WRITTEN PROBLEM: Make an exact copy of the lines below.

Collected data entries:
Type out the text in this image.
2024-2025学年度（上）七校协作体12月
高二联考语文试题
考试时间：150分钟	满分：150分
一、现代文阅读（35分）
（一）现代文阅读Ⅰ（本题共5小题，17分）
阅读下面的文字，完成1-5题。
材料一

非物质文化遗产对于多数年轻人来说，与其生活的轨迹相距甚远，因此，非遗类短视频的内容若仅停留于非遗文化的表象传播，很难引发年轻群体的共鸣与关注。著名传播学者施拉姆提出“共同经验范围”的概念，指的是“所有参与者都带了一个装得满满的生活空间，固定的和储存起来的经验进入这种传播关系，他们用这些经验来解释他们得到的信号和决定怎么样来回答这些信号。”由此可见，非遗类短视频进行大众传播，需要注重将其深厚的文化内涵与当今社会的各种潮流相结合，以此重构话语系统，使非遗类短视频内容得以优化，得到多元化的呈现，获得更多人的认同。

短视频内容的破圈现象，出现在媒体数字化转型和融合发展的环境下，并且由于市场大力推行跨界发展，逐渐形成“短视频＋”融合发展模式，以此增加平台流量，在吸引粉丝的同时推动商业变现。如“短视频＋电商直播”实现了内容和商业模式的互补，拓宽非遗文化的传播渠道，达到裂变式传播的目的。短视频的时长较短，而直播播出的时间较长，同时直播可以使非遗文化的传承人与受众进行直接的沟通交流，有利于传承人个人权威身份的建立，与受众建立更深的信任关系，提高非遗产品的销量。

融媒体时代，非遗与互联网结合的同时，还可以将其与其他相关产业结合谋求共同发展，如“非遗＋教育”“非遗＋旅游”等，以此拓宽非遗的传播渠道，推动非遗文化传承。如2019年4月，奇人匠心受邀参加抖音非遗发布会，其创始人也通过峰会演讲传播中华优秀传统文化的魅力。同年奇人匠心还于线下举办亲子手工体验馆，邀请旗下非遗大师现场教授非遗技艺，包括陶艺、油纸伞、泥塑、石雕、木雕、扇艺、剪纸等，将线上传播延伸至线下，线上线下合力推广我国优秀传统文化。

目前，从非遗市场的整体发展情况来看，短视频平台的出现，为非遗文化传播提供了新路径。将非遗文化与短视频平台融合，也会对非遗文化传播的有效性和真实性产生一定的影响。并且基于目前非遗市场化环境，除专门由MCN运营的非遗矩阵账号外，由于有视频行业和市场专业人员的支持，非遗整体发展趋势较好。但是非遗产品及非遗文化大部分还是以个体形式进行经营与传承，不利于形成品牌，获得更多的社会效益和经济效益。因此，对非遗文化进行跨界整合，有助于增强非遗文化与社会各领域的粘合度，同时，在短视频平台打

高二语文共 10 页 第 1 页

RESULT FOR THIS EXERCISE:
Type out the text in this image.
2024-2025学年度（上）七校协作体12月
高二联考语文试题
考试时间：150分钟	满分：150分
一、现代文阅读（35分）
（一）现代文阅读Ⅰ（本题共5小题，17分）
阅读下面的文字，完成1-5题。
材料一

非物质文化遗产对于多数年轻人来说，与其生活的轨迹相距甚远，因此，非遗类短视频的内容若仅停留于非遗文化的表象传播，很难引发年轻群体的共鸣与关注。著名传播学者施拉姆提出“共同经验范围”的概念，指的是“所有参与者都带了一个装得满满的生活空间，固定的和储存起来的经验进入这种传播关系，他们用这些经验来解释他们得到的信号和决定怎么样来回答这些信号。”由此可见，非遗类短视频进行大众传播，需要注重将其深厚的文化内涵与当今社会的各种潮流相结合，以此重构话语系统，使非遗类短视频内容得以优化，得到多元化的呈现，获得更多人的认同。

短视频内容的破圈现象，出现在媒体数字化转型和融合发展的环境下，并且由于市场大力推行跨界发展，逐渐形成“短视频＋”融合发展模式，以此增加平台流量，在吸引粉丝的同时推动商业变现。如“短视频＋电商直播”实现了内容和商业模式的互补，拓宽非遗文化的传播渠道，达到裂变式传播的目的。短视频的时长较短，而直播播出的时间较长，同时直播可以使非遗文化的传承人与受众进行直接的沟通交流，有利于传承人个人权威身份的建立，与受众建立更深的信任关系，提高非遗产品的销量。

融媒体时代，非遗与互联网结合的同时，还可以将其与其他相关产业结合谋求共同发展，如“非遗＋教育”“非遗＋旅游”等，以此拓宽非遗的传播渠道，推动非遗文化传承。如2019年4月，奇人匠心受邀参加抖音非遗发布会，其创始人也通过峰会演讲传播中华优秀传统文化的魅力。同年奇人匠心还于线下举办亲子手工体验馆，邀请旗下非遗大师现场教授非遗技艺，包括陶艺、油纸伞、泥塑、石雕、木雕、扇艺、剪纸等，将线上传播延伸至线下，线上线下合力推广我国优秀传统文化。

目前，从非遗市场的整体发展情况来看，短视频平台的出现，为非遗文化传播提供了新路径。将非遗文化与短视频平台融合，也会对非遗文化传播的有效性和真实性产生一定的影响。并且基于目前非遗市场化环境，除专门由MCN运营的非遗矩阵账号外，由于有视频行业和市场专业人员的支持，非遗整体发展趋势较好。但是非遗产品及非遗文化大部分还是以个体形式进行经营与传承，不利于形成品牌，获得更多的社会效益和经济效益。因此，对非遗文化进行跨界整合，有助于增强非遗文化与社会各领域的粘合度，同时，在短视频平台打

高二语文共 10 页 第 1 页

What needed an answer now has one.